[Available data]
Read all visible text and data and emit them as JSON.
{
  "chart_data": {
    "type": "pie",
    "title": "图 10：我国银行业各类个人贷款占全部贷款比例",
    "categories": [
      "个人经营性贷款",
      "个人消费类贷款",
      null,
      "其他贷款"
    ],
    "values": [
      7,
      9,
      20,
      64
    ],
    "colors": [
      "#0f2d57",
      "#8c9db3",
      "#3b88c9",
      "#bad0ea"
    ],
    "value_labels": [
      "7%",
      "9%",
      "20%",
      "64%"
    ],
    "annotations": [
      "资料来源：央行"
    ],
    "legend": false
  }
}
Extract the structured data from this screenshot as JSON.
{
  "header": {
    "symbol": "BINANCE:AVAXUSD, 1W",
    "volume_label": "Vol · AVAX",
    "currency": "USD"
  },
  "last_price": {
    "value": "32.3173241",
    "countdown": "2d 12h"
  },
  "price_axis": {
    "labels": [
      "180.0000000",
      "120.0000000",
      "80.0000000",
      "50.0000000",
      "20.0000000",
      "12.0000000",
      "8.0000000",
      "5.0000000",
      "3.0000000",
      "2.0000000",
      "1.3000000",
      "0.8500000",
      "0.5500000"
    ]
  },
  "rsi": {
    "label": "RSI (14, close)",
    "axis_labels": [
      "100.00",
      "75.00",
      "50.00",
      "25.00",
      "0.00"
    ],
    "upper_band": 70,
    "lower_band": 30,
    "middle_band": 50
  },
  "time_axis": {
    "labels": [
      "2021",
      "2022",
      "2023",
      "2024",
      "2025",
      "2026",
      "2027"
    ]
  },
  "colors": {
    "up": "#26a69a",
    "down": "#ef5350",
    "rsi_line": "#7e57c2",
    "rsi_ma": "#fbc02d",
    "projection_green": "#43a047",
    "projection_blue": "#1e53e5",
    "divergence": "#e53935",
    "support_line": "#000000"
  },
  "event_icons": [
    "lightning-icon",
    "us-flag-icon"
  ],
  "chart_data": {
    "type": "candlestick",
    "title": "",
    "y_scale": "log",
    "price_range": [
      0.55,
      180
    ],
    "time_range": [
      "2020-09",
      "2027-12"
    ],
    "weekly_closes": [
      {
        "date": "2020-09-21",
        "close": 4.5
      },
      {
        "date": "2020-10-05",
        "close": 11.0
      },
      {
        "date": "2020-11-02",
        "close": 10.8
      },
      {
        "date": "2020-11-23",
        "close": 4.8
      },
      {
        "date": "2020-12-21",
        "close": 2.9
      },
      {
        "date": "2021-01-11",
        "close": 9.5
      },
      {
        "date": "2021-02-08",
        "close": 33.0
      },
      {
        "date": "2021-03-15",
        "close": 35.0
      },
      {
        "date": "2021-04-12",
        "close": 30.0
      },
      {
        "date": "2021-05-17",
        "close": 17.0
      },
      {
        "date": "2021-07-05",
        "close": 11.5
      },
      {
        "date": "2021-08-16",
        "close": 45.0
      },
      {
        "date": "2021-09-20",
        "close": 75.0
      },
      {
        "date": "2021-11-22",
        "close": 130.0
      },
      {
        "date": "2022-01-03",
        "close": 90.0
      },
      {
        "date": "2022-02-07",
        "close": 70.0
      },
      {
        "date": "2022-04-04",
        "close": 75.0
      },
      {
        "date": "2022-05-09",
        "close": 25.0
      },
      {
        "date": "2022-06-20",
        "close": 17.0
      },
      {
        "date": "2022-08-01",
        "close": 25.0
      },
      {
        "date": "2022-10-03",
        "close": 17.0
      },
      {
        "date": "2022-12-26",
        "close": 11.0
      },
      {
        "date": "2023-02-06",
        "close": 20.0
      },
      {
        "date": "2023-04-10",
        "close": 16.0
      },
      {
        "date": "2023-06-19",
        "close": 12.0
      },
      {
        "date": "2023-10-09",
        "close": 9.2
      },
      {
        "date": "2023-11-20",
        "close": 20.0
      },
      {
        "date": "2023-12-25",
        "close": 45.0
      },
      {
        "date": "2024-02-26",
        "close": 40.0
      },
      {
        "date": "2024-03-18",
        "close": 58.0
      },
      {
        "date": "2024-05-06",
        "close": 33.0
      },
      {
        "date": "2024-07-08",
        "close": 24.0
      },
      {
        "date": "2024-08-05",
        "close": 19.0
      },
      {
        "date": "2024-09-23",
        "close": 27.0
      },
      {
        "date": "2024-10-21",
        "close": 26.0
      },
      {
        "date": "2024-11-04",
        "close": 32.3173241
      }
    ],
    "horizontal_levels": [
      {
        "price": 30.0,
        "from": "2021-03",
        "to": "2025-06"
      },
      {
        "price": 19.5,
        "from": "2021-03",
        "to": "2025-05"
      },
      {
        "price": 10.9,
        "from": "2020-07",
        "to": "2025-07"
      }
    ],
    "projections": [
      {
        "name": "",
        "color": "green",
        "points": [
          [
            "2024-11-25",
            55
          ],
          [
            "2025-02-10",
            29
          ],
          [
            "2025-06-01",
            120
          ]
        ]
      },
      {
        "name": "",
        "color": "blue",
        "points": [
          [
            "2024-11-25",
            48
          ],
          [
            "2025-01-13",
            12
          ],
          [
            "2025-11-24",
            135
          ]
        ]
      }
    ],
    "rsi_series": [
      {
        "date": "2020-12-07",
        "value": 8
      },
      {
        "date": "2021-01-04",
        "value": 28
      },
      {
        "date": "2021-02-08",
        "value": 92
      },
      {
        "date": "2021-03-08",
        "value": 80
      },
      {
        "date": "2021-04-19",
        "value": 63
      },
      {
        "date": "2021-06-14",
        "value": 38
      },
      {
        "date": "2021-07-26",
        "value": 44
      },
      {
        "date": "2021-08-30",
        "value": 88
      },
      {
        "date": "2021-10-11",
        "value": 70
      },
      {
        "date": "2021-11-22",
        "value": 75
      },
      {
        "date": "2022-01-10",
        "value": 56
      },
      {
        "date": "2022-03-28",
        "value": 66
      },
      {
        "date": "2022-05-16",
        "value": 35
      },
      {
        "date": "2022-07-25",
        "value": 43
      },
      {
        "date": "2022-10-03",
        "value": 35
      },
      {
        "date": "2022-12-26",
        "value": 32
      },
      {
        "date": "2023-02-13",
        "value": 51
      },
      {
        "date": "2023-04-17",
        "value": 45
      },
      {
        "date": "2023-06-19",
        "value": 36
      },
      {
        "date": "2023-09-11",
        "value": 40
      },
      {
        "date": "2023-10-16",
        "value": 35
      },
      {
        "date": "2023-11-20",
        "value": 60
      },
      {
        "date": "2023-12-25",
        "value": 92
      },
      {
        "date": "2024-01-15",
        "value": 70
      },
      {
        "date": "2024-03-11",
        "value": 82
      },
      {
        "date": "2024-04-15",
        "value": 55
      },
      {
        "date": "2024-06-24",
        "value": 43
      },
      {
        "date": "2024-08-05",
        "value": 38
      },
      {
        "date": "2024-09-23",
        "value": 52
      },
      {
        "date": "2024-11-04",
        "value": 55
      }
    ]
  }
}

[Task description]
Restate the records, all of them, precisely as written.

[Solution to this task]
Read all visible text and data and emit them as JSON.
{
  "chart_data": {
    "type": "pie",
    "title": "图 10：我国银行业各类个人贷款占全部贷款比例",
    "categories": [
      "个人经营性贷款",
      "个人消费类贷款",
      null,
      "其他贷款"
    ],
    "values": [
      7,
      9,
      20,
      64
    ],
    "colors": [
      "#0f2d57",
      "#8c9db3",
      "#3b88c9",
      "#bad0ea"
    ],
    "value_labels": [
      "7%",
      "9%",
      "20%",
      "64%"
    ],
    "annotations": [
      "资料来源：央行"
    ],
    "legend": false
  }
}
Extract the structured data from this screenshot as JSON.
{
  "header": {
    "symbol": "BINANCE:AVAXUSD, 1W",
    "volume_label": "Vol · AVAX",
    "currency": "USD"
  },
  "last_price": {
    "value": "32.3173241",
    "countdown": "2d 12h"
  },
  "price_axis": {
    "labels": [
      "180.0000000",
      "120.0000000",
      "80.0000000",
      "50.0000000",
      "20.0000000",
      "12.0000000",
      "8.0000000",
      "5.0000000",
      "3.0000000",
      "2.0000000",
      "1.3000000",
      "0.8500000",
      "0.5500000"
    ]
  },
  "rsi": {
    "label": "RSI (14, close)",
    "axis_labels": [
      "100.00",
      "75.00",
      "50.00",
      "25.00",
      "0.00"
    ],
    "upper_band": 70,
    "lower_band": 30,
    "middle_band": 50
  },
  "time_axis": {
    "labels": [
      "2021",
      "2022",
      "2023",
      "2024",
      "2025",
      "2026",
      "2027"
    ]
  },
  "colors": {
    "up": "#26a69a",
    "down": "#ef5350",
    "rsi_line": "#7e57c2",
    "rsi_ma": "#fbc02d",
    "projection_green": "#43a047",
    "projection_blue": "#1e53e5",
    "divergence": "#e53935",
    "support_line": "#000000"
  },
  "event_icons": [
    "lightning-icon",
    "us-flag-icon"
  ],
  "chart_data": {
    "type": "candlestick",
    "title": "",
    "y_scale": "log",
    "price_range": [
      0.55,
      180
    ],
    "time_range": [
      "2020-09",
      "2027-12"
    ],
    "weekly_closes": [
      {
        "date": "2020-09-21",
        "close": 4.5
      },
      {
        "date": "2020-10-05",
        "close": 11.0
      },
      {
        "date": "2020-11-02",
        "close": 10.8
      },
      {
        "date": "2020-11-23",
        "close": 4.8
      },
      {
        "date": "2020-12-21",
        "close": 2.9
      },
      {
        "date": "2021-01-11",
        "close": 9.5
      },
      {
        "date": "2021-02-08",
        "close": 33.0
      },
      {
        "date": "2021-03-15",
        "close": 35.0
      },
      {
        "date": "2021-04-12",
        "close": 30.0
      },
      {
        "date": "2021-05-17",
        "close": 17.0
      },
      {
        "date": "2021-07-05",
        "close": 11.5
      },
      {
        "date": "2021-08-16",
        "close": 45.0
      },
      {
        "date": "2021-09-20",
        "close": 75.0
      },
      {
        "date": "2021-11-22",
        "close": 130.0
      },
      {
        "date": "2022-01-03",
        "close": 90.0
      },
      {
        "date": "2022-02-07",
        "close": 70.0
      },
      {
        "date": "2022-04-04",
        "close": 75.0
      },
      {
        "date": "2022-05-09",
        "close": 25.0
      },
      {
        "date": "2022-06-20",
        "close": 17.0
      },
      {
        "date": "2022-08-01",
        "close": 25.0
      },
      {
        "date": "2022-10-03",
        "close": 17.0
      },
      {
        "date": "2022-12-26",
        "close": 11.0
      },
      {
        "date": "2023-02-06",
        "close": 20.0
      },
      {
        "date": "2023-04-10",
        "close": 16.0
      },
      {
        "date": "2023-06-19",
        "close": 12.0
      },
      {
        "date": "2023-10-09",
        "close": 9.2
      },
      {
        "date": "2023-11-20",
        "close": 20.0
      },
      {
        "date": "2023-12-25",
        "close": 45.0
      },
      {
        "date": "2024-02-26",
        "close": 40.0
      },
      {
        "date": "2024-03-18",
        "close": 58.0
      },
      {
        "date": "2024-05-06",
        "close": 33.0
      },
      {
        "date": "2024-07-08",
        "close": 24.0
      },
      {
        "date": "2024-08-05",
        "close": 19.0
      },
      {
        "date": "2024-09-23",
        "close": 27.0
      },
      {
        "date": "2024-10-21",
        "close": 26.0
      },
      {
        "date": "2024-11-04",
        "close": 32.3173241
      }
    ],
    "horizontal_levels": [
      {
        "price": 30.0,
        "from": "2021-03",
        "to": "2025-06"
      },
      {
        "price": 19.5,
        "from": "2021-03",
        "to": "2025-05"
      },
      {
        "price": 10.9,
        "from": "2020-07",
        "to": "2025-07"
      }
    ],
    "projections": [
      {
        "name": "",
        "color": "green",
        "points": [
          [
            "2024-11-25",
            55
          ],
          [
            "2025-02-10",
            29
          ],
          [
            "2025-06-01",
            120
          ]
        ]
      },
      {
        "name": "",
        "color": "blue",
        "points": [
          [
            "2024-11-25",
            48
          ],
          [
            "2025-01-13",
            12
          ],
          [
            "2025-11-24",
            135
          ]
        ]
      }
    ],
    "rsi_series": [
      {
        "date": "2020-12-07",
        "value": 8
      },
      {
        "date": "2021-01-04",
        "value": 28
      },
      {
        "date": "2021-02-08",
        "value": 92
      },
      {
        "date": "2021-03-08",
        "value": 80
      },
      {
        "date": "2021-04-19",
        "value": 63
      },
      {
        "date": "2021-06-14",
        "value": 38
      },
      {
        "date": "2021-07-26",
        "value": 44
      },
      {
        "date": "2021-08-30",
        "value": 88
      },
      {
        "date": "2021-10-11",
        "value": 70
      },
      {
        "date": "2021-11-22",
        "value": 75
      },
      {
        "date": "2022-01-10",
        "value": 56
      },
      {
        "date": "2022-03-28",
        "value": 66
      },
      {
        "date": "2022-05-16",
        "value": 35
      },
      {
        "date": "2022-07-25",
        "value": 43
      },
      {
        "date": "2022-10-03",
        "value": 35
      },
      {
        "date": "2022-12-26",
        "value": 32
      },
      {
        "date": "2023-02-13",
        "value": 51
      },
      {
        "date": "2023-04-17",
        "value": 45
      },
      {
        "date": "2023-06-19",
        "value": 36
      },
      {
        "date": "2023-09-11",
        "value": 40
      },
      {
        "date": "2023-10-16",
        "value": 35
      },
      {
        "date": "2023-11-20",
        "value": 60
      },
      {
        "date": "2023-12-25",
        "value": 92
      },
      {
        "date": "2024-01-15",
        "value": 70
      },
      {
        "date": "2024-03-11",
        "value": 82
      },
      {
        "date": "2024-04-15",
        "value": 55
      },
      {
        "date": "2024-06-24",
        "value": 43
      },
      {
        "date": "2024-08-05",
        "value": 38
      },
      {
        "date": "2024-09-23",
        "value": 52
      },
      {
        "date": "2024-11-04",
        "value": 55
      }
    ]
  }
}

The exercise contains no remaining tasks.